PROBLEM DETAILS>
From the listing below, pull each line that includes "Poster".
==============================
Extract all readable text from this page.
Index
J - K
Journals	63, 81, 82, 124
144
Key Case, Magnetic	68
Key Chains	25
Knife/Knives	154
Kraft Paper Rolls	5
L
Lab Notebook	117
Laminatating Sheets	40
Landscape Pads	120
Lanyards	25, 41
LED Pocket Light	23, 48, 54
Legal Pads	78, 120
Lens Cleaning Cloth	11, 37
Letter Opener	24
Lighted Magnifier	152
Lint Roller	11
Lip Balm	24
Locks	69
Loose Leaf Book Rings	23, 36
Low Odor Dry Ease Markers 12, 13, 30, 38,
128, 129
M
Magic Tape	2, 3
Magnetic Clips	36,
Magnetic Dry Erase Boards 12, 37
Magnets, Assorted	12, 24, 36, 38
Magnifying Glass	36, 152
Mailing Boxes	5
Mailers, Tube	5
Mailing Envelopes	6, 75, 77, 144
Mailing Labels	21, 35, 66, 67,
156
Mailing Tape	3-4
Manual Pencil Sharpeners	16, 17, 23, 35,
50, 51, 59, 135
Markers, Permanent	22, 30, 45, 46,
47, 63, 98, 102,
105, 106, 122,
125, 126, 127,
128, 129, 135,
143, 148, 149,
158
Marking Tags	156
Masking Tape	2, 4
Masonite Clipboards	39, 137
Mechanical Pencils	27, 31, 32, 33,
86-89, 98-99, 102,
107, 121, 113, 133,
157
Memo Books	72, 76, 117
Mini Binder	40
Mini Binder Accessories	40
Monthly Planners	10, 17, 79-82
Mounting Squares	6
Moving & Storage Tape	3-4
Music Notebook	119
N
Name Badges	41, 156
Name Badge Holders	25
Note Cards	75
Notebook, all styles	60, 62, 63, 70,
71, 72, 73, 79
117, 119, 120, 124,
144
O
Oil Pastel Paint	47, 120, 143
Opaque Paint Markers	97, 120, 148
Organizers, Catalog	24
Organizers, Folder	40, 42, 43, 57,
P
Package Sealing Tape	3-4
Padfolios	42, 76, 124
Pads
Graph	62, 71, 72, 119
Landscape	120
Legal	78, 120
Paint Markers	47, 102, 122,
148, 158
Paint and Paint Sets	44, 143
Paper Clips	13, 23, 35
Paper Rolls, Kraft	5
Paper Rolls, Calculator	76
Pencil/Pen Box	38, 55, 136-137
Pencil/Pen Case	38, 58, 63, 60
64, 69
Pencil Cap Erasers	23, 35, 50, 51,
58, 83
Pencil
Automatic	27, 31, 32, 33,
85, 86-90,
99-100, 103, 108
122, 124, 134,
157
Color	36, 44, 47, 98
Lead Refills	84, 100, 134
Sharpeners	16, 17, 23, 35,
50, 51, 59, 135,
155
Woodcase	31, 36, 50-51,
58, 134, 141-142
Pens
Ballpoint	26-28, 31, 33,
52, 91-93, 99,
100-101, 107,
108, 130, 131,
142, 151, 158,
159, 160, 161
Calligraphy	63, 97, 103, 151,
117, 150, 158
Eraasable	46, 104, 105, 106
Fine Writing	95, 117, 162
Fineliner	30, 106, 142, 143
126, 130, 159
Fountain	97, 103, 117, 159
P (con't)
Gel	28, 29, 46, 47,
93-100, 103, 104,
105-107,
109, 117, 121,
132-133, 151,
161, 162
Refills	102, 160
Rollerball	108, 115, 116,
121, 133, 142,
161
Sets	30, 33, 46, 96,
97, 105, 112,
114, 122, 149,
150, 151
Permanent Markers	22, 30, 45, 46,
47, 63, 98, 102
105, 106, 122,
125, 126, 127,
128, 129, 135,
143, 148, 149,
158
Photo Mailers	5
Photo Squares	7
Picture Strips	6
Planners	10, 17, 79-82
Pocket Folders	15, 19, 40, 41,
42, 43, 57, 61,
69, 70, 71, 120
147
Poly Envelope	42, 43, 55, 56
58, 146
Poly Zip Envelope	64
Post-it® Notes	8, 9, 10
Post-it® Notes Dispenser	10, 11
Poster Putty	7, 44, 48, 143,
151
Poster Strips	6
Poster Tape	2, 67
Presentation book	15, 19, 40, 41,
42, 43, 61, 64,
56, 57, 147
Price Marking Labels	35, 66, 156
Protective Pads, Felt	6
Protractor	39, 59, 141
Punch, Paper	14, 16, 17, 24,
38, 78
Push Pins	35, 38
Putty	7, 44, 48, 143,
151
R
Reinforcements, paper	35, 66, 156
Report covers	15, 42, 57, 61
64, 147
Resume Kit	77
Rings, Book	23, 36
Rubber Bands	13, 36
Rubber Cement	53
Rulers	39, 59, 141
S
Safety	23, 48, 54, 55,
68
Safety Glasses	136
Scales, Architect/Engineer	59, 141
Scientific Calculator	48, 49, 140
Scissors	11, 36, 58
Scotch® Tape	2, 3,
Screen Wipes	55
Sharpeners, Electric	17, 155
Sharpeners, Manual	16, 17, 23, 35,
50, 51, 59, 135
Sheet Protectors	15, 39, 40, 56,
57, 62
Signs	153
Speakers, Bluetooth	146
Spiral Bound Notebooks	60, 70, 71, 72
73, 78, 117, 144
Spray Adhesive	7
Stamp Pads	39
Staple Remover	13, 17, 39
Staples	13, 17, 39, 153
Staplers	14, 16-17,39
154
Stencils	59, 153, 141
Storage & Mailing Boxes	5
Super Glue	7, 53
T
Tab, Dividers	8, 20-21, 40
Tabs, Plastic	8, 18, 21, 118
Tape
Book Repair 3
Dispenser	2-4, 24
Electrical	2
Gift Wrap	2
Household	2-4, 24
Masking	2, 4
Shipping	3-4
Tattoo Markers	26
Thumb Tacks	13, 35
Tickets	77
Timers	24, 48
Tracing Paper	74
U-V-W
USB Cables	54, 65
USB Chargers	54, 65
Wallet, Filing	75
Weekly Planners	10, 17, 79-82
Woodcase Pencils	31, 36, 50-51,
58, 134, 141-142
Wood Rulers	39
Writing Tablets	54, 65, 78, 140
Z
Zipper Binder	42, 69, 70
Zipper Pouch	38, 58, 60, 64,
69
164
==============================
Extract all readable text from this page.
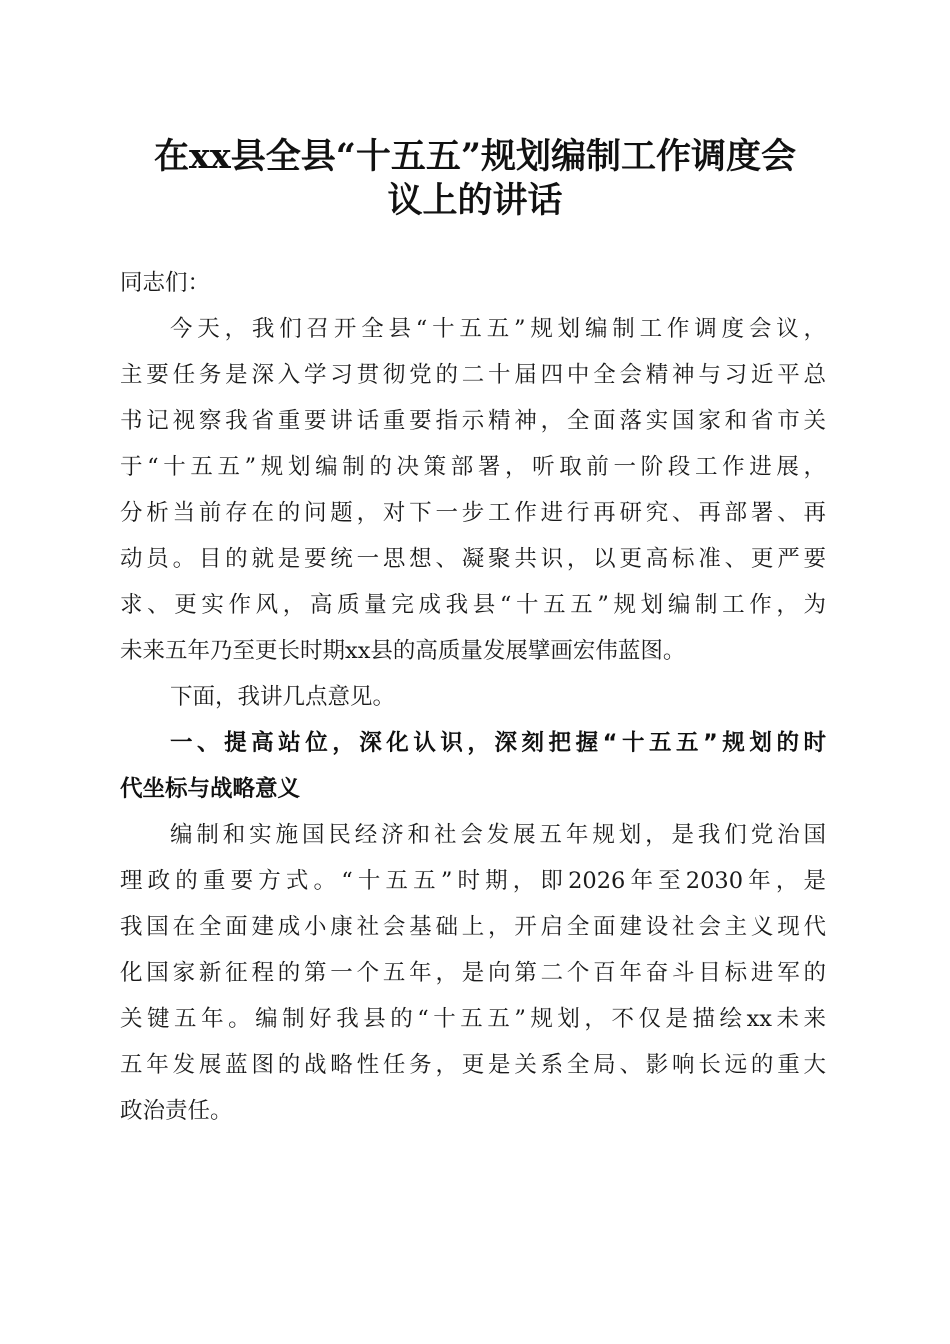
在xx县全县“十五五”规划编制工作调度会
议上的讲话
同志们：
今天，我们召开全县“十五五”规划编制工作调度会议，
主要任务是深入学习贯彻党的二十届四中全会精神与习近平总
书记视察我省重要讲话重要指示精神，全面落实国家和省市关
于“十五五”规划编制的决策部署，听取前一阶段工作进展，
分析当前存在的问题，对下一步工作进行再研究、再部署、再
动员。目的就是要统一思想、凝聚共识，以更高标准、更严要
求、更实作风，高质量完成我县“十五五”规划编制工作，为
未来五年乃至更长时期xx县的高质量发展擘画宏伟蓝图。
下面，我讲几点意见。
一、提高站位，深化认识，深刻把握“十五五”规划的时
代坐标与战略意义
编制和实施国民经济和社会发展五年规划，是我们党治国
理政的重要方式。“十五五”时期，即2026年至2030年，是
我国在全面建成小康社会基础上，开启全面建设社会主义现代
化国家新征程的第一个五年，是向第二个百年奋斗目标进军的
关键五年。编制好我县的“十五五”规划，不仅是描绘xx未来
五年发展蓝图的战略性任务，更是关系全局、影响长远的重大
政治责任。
==============================
FINISHED ANSWER>
Poster Putty	7, 44, 48, 143,
Poster Strips	6
Poster Tape	2, 67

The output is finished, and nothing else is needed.